_Stated goal:_ Leaving out every picture, quote the data below exactly as it appears.

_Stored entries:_
= = = = =

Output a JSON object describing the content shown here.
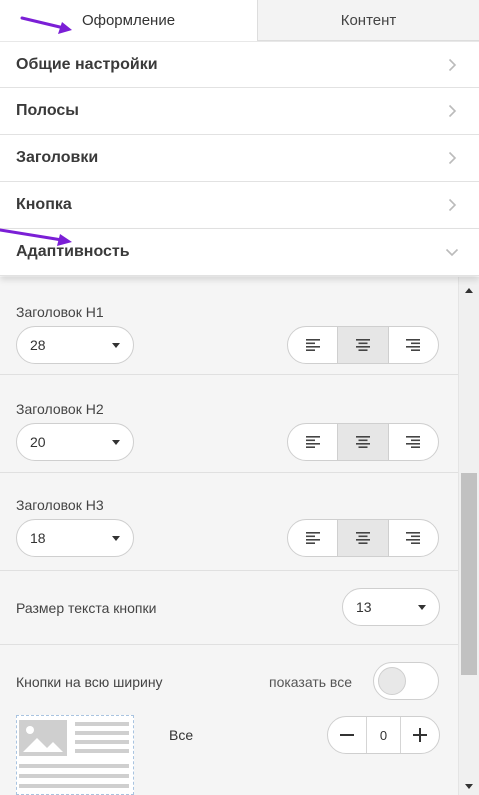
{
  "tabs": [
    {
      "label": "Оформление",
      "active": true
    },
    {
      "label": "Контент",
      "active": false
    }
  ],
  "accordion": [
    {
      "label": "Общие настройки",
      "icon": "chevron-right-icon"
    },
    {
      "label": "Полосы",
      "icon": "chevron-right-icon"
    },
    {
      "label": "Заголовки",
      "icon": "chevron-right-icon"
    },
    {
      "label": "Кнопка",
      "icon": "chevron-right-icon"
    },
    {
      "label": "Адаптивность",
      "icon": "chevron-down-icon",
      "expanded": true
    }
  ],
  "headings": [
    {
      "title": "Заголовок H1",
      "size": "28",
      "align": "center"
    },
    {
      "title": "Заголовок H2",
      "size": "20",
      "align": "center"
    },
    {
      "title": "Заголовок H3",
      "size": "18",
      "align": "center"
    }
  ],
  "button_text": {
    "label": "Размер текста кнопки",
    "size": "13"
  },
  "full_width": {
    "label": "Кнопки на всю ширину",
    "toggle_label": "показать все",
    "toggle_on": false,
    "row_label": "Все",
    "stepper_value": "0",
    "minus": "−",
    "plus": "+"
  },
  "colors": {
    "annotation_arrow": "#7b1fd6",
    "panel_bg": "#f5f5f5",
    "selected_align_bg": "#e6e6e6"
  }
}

= = = = =

_Reply to the exercise:_
Output a JSON object describing the content shown here.
{
  "tabs": [
    {
      "label": "Оформление",
      "active": true
    },
    {
      "label": "Контент",
      "active": false
    }
  ],
  "accordion": [
    {
      "label": "Общие настройки",
      "icon": "chevron-right-icon"
    },
    {
      "label": "Полосы",
      "icon": "chevron-right-icon"
    },
    {
      "label": "Заголовки",
      "icon": "chevron-right-icon"
    },
    {
      "label": "Кнопка",
      "icon": "chevron-right-icon"
    },
    {
      "label": "Адаптивность",
      "icon": "chevron-down-icon",
      "expanded": true
    }
  ],
  "headings": [
    {
      "title": "Заголовок H1",
      "size": "28",
      "align": "center"
    },
    {
      "title": "Заголовок H2",
      "size": "20",
      "align": "center"
    },
    {
      "title": "Заголовок H3",
      "size": "18",
      "align": "center"
    }
  ],
  "button_text": {
    "label": "Размер текста кнопки",
    "size": "13"
  },
  "full_width": {
    "label": "Кнопки на всю ширину",
    "toggle_label": "показать все",
    "toggle_on": false,
    "row_label": "Все",
    "stepper_value": "0",
    "minus": "−",
    "plus": "+"
  },
  "colors": {
    "annotation_arrow": "#7b1fd6",
    "panel_bg": "#f5f5f5",
    "selected_align_bg": "#e6e6e6"
  }
}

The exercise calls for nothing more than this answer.